--- EXTRACTED TEXT ---
When Excite went public in 1996, its main hub site ranked as the sixth most visited website in the world, according to Alexa traffic rankings. It aimed to transform into a portal with content created by journalists.

Although they learned, like Yahoo and others, that most visitors merely wanted to get search results and then leave — something Google, it seems, was well aware of.

Excite in 2022. Author Screenshot

Excite has struggled to keep up with the times, but it enjoys a certain amount of popularity in the Far East today.

8. Infoseek

Infoseek was the search engine that came bundled as the default search in the Netscape browser, which gave it high visibility in the mid-1990s when Netscape was the browser of choice for many users.

Dig that classic 1990s UI Creative Commons

Its place in history is that it pioneered complex search modifiers, including boolean modifiers (OR and NOT), parentheses, and quotes.

Launched in 1994, by September 1997, Infoseek had 7.3 million visitors per month. It was the 7th most visited website in the world that year. In 1998, Disney purchased Infoseek and incorporated it into the new Go.Com portal.

In February 2001, Disney canceled the service and lay off the entire staff.

9. Ask Jeeves

After launching in 1996 with unique branding based on the character of Jeeves from the P. G. Wodehouse, Jeeves and Wooster books, this start-up grew rapidly.

Ah…the memories. Creative Commons

Ask Jeeves used a question-and-answer style that, although typical now, was groundbreaking in its day. In 2006, they rebranded the firm to Ask and — sadly — abandoned their distinctive branding.

Although surpassed in popularity by crowd-sourced sites such as Quora and Reddit, it continues on the internet today, still focusing on its Q&A style.

Today around 92% of worldwide search happens via Google, with the second most popular site, Bing, accounting for 2.8% of searches — even though Bing is driving searches on Yahoo, Lycos, and Alta Vista.

It wasn’t always this way, though. Take a trip back precisely 20 years to the first few months of 2002, when Yahoo was the most popular search engine with a 36% market share.
---
§ LIST OF TASKS:
A – In the search engine history text, how many visitors per month did Infoseek have by September 1997?
B – Rewrite the search engine history text from "Dig that classic" up to and including "start-up grew rapidly.", putting "Walt Disney" wherever "Disney" appears.
C – Continue the search engine history text with the next part.
--- RECORDS PROVIDED ---
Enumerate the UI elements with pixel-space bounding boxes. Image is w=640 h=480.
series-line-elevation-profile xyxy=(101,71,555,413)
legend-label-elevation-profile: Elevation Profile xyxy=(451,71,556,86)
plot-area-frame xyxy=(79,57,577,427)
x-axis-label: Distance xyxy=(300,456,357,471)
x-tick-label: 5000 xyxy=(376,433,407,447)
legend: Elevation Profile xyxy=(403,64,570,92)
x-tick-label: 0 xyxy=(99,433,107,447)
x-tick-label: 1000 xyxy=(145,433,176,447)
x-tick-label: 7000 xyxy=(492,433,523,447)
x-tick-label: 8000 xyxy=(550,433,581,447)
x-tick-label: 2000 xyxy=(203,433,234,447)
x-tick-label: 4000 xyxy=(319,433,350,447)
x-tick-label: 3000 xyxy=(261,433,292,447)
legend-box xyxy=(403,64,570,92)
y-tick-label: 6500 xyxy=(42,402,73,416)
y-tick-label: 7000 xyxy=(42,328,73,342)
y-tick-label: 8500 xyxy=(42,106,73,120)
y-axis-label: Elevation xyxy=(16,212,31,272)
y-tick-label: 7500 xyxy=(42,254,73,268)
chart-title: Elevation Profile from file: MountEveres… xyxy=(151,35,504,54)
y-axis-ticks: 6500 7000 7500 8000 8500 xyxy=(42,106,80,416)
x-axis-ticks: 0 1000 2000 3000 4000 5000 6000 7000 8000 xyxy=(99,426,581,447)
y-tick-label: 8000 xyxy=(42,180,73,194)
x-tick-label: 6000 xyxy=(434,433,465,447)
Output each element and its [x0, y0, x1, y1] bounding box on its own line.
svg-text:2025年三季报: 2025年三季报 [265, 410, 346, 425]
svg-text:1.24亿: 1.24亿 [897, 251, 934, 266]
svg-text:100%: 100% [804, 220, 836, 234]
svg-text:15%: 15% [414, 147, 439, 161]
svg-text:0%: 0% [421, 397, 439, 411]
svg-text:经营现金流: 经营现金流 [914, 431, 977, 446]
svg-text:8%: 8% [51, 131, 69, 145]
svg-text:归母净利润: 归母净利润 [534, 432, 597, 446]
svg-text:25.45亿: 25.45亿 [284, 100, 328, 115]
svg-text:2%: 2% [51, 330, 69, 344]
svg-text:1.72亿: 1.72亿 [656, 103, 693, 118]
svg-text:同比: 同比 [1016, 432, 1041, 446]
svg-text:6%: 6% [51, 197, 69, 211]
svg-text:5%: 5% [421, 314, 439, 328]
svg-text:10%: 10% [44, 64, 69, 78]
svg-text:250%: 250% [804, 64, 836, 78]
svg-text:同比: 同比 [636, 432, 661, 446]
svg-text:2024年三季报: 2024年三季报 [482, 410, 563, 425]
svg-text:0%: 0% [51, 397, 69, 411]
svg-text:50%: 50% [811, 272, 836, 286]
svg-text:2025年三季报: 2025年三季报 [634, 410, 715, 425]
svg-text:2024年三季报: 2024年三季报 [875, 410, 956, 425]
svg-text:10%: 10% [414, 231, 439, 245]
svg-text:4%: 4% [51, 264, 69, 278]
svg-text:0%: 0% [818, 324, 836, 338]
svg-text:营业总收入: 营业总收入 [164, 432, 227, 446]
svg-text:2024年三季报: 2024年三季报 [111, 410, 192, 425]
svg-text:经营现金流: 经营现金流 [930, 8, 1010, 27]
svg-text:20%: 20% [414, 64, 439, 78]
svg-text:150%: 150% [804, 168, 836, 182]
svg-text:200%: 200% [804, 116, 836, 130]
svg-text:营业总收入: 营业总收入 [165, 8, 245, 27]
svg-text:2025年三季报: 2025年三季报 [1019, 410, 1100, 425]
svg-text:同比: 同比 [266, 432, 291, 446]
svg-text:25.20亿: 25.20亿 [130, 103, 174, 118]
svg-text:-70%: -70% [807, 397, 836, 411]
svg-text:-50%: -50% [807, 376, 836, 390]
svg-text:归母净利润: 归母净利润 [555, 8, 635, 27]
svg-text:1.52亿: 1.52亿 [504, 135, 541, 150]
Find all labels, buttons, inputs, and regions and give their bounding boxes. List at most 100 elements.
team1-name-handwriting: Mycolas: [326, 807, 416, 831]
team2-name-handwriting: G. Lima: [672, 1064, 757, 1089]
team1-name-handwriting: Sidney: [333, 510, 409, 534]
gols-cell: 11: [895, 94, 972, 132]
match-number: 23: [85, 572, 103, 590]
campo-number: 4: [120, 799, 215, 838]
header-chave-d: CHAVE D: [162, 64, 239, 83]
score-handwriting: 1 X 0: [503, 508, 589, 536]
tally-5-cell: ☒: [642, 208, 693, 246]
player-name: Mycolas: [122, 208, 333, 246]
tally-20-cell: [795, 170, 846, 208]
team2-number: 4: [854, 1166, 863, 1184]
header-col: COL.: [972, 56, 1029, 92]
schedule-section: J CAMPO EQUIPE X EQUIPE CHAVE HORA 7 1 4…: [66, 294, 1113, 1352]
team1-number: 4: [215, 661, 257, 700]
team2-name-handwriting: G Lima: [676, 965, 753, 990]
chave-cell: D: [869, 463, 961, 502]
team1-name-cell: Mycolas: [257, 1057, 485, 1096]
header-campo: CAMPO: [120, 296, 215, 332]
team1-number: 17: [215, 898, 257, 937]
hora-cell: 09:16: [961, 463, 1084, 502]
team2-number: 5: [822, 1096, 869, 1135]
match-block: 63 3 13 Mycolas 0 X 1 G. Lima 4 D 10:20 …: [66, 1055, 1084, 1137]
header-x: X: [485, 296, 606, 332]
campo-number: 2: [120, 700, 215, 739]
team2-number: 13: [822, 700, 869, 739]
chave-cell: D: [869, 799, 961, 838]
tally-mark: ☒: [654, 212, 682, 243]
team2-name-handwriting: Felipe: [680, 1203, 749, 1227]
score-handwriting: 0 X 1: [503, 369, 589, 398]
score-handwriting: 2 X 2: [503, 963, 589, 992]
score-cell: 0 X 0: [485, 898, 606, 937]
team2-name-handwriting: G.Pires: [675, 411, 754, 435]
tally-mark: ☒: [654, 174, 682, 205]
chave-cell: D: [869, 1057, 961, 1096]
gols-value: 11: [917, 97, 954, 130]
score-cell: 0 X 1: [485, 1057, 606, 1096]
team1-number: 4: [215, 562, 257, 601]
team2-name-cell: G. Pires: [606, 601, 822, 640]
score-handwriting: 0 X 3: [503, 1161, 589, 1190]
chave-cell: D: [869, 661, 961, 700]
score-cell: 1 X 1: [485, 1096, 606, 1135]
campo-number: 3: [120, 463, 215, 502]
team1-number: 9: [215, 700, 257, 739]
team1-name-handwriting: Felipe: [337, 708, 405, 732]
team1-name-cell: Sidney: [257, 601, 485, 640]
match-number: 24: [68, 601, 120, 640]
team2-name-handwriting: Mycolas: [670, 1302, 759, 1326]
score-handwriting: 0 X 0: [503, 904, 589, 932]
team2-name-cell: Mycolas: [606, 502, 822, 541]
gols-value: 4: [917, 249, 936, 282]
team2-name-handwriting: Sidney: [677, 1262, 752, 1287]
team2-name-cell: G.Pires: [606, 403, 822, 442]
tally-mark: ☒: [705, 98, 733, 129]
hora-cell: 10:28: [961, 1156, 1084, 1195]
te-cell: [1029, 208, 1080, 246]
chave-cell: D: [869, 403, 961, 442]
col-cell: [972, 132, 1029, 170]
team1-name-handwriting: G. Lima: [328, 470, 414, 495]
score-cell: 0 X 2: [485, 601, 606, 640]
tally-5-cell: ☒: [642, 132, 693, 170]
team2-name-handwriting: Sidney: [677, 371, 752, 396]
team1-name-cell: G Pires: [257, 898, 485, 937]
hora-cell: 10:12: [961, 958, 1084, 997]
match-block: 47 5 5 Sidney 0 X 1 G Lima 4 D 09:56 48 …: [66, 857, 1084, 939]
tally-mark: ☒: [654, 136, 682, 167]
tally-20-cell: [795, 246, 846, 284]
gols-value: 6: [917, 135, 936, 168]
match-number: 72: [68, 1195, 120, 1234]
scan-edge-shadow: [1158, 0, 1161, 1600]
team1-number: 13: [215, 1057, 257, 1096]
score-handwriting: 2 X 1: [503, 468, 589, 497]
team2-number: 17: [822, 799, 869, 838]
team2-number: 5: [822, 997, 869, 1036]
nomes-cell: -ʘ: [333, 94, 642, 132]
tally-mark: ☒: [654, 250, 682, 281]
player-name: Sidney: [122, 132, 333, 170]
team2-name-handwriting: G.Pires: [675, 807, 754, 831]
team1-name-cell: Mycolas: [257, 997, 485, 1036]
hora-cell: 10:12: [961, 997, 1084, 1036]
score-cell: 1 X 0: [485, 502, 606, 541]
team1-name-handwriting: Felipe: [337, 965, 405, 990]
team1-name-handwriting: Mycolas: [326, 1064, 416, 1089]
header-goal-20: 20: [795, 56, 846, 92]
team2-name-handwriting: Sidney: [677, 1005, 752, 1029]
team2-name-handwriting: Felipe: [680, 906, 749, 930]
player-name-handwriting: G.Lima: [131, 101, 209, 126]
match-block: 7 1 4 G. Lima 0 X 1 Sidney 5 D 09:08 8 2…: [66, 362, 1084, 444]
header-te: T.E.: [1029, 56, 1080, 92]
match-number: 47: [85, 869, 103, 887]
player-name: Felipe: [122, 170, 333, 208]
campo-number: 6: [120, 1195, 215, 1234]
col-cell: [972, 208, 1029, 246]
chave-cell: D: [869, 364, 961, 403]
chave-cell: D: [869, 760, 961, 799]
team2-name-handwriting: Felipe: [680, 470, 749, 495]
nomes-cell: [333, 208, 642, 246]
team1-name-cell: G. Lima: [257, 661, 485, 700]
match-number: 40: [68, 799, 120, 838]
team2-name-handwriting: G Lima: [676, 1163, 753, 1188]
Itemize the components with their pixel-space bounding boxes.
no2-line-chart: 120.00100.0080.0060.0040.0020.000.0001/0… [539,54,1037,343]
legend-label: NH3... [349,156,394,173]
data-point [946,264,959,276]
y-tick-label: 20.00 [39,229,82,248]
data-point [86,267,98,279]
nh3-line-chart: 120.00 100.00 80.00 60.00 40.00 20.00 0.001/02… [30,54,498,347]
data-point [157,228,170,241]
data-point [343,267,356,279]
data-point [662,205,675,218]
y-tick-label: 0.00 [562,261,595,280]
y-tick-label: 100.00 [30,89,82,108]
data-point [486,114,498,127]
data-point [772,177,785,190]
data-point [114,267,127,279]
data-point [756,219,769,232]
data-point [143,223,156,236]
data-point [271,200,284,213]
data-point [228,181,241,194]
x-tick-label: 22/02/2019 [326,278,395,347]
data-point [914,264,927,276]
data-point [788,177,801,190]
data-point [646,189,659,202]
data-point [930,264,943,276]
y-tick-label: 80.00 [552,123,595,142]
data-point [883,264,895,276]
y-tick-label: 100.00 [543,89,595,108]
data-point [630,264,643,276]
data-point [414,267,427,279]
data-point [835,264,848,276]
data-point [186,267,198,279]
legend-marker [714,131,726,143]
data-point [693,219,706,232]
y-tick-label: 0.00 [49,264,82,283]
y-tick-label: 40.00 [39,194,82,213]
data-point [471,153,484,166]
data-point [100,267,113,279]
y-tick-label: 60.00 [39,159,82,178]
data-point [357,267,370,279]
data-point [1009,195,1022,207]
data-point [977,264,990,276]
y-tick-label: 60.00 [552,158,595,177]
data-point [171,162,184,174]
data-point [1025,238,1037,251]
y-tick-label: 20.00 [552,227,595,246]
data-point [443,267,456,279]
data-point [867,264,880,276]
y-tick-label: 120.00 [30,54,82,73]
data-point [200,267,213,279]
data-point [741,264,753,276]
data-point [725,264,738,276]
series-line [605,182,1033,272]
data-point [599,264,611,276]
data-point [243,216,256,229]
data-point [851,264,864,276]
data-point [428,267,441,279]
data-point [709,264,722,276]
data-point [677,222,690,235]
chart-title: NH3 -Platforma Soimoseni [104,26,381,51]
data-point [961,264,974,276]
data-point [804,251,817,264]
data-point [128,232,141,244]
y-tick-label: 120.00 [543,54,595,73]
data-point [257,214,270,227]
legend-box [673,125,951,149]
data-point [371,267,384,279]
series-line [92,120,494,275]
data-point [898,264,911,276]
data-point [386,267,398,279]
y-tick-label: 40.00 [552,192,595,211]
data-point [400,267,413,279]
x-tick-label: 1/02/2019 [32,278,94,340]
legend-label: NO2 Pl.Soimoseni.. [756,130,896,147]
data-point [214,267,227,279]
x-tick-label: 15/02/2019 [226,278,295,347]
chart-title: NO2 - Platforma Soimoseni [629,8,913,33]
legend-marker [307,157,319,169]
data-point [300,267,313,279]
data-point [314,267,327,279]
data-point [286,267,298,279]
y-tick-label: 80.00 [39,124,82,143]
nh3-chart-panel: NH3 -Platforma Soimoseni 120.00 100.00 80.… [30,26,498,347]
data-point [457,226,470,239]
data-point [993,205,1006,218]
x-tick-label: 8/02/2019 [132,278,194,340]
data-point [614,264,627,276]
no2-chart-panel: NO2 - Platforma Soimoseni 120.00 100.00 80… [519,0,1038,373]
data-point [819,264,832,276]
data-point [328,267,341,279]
---
§ THE REPLIES:
A – 7.3 million

B –
Dig that classic 1990s UI Creative Commons

Its place in history is that it pioneered complex search modifiers, including boolean modifiers (OR and NOT), parentheses, and quotes.

Launched in 1994, by September 1997, Infoseek had 7.3 million visitors per month. It was the 7th most visited website in the world that year. In 1998, Walt Disney purchased Infoseek and incorporated it into the new Go.Com portal.

In February 2001, Walt Disney canceled the service and lay off the entire staff.

9. Ask Jeeves

After launching in 1996 with unique branding based on the character of Jeeves from the P. G. Wodehouse, Jeeves and Wooster books, this start-up grew rapidly.

C –
It’s hard to believe, but 20 years ago, there were still many other companies that had a considerable portion of the search industry. Excite (9%), Alta Vista (9%), Yahoo! (9%) and Lycos (5%), among others, accounted for over half of queries.

Google was growing its market share, accounting for around one in every six search inquiries. However, there was no certainty that it could achieve dominance.

How did Google explode from being one of the pack to being the only significant player in town?

A major factor is that Google spent its first several years focusing on building an innovative and robust search engine. As the early start-ups went under, Google was smart enough to stay focused on their key business: search

When it came time to grow, Google had rock-solid search. They had just gone public on the stock market and were flush with cash. In 2005, they could acquire YouTube and Android because of their financial clout.

Everything else is, as they say, history.

Could Google have developed into the juggernaut that it is today if not for those early college geeks toiling away in their parent’s garage?

Who can say?

However, I believe we owe all a debt of thanks to those long-forgotten websites, such as Lycos, WebCrawler, Ask Jeeves, and the others.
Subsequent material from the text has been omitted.